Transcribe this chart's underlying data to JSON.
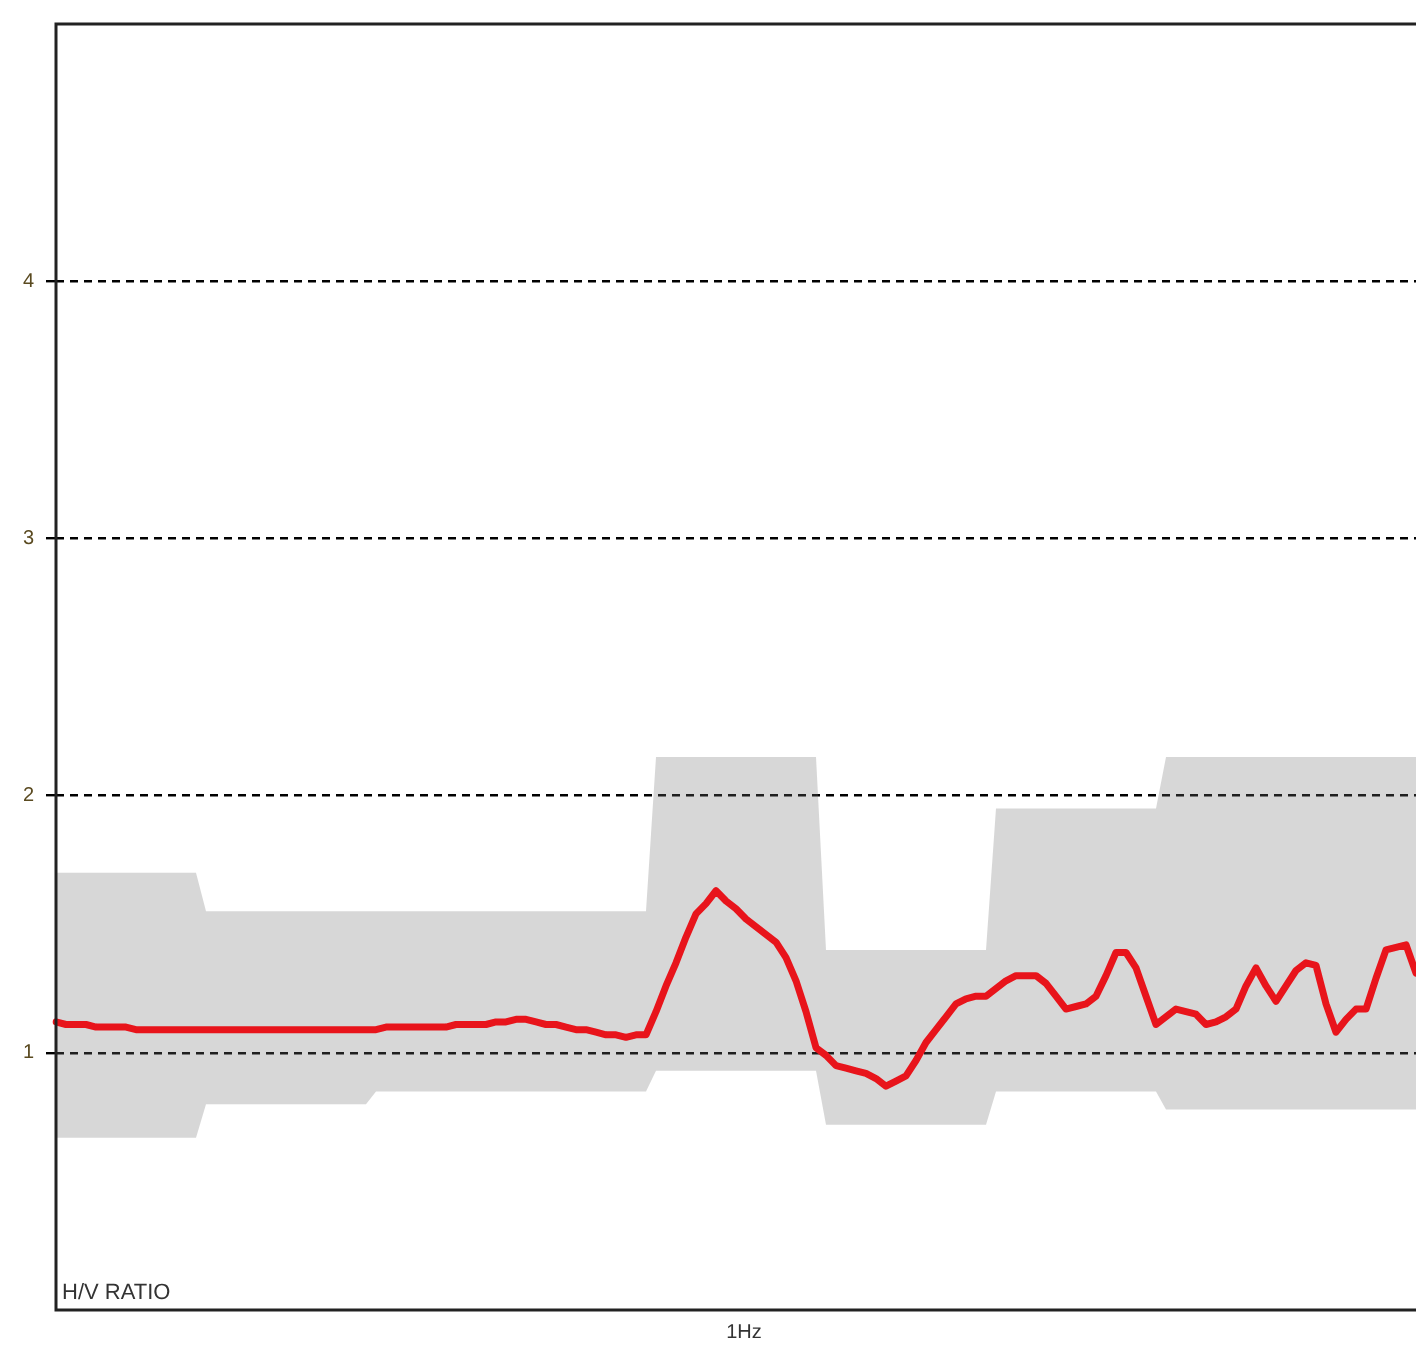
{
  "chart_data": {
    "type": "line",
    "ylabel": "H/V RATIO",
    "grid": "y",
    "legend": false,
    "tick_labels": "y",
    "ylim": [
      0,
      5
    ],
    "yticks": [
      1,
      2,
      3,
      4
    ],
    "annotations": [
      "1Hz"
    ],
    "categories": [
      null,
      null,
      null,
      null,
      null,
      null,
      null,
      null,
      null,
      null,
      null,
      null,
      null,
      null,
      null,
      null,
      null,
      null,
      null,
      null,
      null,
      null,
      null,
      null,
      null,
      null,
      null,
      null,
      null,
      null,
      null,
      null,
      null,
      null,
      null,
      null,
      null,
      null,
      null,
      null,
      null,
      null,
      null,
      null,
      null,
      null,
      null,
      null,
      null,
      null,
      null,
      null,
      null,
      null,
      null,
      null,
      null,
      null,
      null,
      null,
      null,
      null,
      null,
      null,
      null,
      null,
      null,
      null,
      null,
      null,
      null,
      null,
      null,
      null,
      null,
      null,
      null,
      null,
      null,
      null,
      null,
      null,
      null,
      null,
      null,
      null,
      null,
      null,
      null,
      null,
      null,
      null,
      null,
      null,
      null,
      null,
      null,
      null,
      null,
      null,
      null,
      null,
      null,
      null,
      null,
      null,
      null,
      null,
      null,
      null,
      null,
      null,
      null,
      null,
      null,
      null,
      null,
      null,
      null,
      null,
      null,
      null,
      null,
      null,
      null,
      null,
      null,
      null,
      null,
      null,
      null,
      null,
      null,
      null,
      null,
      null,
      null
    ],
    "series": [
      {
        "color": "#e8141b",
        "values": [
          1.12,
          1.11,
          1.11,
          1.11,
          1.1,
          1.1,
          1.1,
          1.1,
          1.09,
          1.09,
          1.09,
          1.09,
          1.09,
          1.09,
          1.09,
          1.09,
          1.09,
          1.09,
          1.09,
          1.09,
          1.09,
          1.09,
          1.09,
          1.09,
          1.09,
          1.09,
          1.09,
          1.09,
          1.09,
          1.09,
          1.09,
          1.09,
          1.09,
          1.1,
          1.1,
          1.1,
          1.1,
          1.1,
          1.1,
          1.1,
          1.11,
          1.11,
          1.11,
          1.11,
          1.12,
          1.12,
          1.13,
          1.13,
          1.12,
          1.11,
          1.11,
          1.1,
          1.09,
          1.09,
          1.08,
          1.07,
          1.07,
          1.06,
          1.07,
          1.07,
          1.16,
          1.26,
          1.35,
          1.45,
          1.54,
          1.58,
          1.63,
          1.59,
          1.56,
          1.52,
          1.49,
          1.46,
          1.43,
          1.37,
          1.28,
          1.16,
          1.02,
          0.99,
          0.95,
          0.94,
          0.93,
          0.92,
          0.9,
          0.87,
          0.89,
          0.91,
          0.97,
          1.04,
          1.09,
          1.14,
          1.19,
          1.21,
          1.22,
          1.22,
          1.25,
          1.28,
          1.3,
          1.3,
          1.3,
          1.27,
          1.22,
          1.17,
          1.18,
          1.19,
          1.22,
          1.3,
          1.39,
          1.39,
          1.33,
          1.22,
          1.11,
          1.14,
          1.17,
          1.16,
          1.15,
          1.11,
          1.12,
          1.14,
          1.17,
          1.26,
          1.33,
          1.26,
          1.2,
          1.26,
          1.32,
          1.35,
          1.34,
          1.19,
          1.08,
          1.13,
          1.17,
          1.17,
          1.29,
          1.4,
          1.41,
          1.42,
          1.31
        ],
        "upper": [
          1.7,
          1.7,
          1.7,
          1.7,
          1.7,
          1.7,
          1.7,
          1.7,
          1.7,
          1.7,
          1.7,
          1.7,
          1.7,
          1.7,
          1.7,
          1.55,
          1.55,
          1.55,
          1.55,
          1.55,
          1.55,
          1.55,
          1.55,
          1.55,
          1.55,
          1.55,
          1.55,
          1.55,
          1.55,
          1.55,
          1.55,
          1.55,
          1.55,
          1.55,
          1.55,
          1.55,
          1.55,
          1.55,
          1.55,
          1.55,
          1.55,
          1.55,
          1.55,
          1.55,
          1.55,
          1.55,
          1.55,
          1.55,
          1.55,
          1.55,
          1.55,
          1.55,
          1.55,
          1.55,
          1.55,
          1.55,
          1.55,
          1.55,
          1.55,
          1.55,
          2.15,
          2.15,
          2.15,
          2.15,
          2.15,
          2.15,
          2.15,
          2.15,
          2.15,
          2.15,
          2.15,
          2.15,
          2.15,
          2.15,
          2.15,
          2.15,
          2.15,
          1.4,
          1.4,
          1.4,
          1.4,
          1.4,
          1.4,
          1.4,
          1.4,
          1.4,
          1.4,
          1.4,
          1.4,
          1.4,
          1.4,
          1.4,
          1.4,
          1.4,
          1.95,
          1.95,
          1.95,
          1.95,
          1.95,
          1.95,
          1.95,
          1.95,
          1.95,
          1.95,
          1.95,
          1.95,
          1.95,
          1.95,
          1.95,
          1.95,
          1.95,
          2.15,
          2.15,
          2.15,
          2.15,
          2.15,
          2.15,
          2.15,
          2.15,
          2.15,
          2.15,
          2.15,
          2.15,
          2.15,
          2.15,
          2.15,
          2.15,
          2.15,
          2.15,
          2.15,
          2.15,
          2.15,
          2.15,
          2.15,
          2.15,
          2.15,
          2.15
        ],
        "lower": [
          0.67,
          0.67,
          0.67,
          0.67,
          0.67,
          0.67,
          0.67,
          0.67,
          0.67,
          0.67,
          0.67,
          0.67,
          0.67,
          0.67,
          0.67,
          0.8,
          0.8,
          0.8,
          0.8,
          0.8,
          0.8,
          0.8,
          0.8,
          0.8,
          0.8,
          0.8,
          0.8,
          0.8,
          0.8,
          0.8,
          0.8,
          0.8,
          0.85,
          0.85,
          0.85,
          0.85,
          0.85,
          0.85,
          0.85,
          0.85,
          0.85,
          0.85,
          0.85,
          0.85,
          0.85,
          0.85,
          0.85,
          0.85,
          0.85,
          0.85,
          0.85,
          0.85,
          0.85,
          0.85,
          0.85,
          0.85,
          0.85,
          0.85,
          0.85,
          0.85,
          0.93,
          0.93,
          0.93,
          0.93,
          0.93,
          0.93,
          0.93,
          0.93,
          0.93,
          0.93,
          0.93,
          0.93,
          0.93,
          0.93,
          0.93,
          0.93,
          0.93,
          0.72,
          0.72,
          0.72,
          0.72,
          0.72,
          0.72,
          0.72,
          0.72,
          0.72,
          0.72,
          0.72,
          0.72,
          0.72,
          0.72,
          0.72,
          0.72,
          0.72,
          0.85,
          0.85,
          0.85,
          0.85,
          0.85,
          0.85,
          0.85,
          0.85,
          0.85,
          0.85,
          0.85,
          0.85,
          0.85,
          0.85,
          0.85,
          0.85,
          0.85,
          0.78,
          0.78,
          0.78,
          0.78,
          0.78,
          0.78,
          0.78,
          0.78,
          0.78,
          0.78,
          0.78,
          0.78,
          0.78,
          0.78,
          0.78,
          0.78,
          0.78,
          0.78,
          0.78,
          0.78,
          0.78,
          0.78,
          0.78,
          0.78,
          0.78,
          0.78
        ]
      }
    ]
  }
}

* * *

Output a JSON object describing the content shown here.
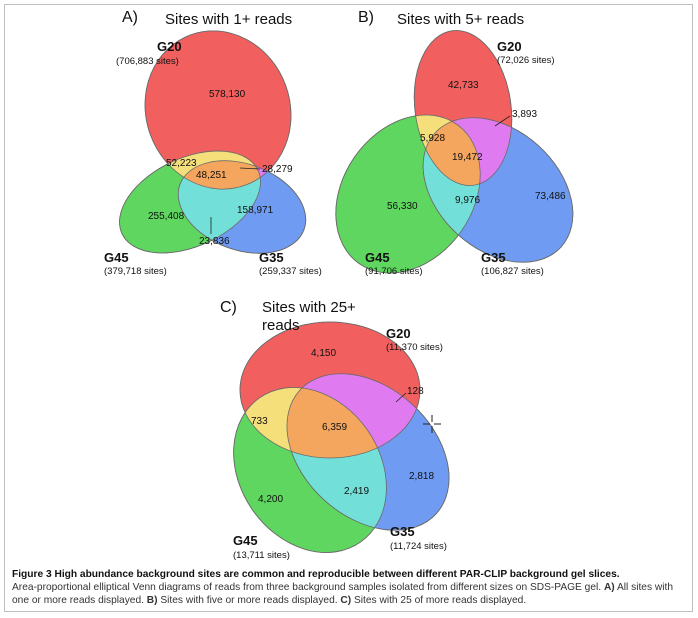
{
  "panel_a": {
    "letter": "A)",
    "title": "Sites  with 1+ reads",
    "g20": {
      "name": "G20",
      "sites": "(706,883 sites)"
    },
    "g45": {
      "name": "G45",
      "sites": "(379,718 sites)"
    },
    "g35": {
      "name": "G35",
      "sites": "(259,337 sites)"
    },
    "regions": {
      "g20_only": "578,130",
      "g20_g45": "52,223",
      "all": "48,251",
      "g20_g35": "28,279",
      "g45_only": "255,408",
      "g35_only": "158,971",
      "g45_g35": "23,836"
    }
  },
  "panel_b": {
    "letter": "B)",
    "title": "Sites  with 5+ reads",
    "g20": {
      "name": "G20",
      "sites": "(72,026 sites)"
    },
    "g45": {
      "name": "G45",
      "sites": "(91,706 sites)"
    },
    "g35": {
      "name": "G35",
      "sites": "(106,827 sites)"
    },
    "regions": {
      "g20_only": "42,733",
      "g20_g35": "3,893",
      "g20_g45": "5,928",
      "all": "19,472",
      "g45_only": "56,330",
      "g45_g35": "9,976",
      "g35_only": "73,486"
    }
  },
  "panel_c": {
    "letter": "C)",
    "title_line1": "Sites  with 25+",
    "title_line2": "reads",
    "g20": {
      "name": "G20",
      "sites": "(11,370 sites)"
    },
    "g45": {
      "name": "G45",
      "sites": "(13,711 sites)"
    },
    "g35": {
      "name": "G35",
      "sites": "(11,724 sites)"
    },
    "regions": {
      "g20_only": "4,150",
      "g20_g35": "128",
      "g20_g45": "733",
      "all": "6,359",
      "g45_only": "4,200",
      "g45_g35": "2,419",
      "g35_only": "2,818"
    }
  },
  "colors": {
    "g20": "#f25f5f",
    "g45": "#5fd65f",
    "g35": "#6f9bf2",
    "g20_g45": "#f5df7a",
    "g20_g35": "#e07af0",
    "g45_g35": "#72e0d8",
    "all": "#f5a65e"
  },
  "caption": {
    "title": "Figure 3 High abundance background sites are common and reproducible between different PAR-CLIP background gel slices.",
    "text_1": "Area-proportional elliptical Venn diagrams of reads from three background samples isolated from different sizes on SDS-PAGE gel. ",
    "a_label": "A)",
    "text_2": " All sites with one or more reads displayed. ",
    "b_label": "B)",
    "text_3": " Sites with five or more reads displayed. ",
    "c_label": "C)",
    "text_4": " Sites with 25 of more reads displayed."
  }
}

### WHAT THE EXERCISE ASKS
Using the listing, collect all lines in which the string "more" is found.

### OUTPUT BELOW
    "text_2": " All sites with one or more reads displayed. ",
    "text_3": " Sites with five or more reads displayed. ",
    "text_4": " Sites with 25 of more reads displayed."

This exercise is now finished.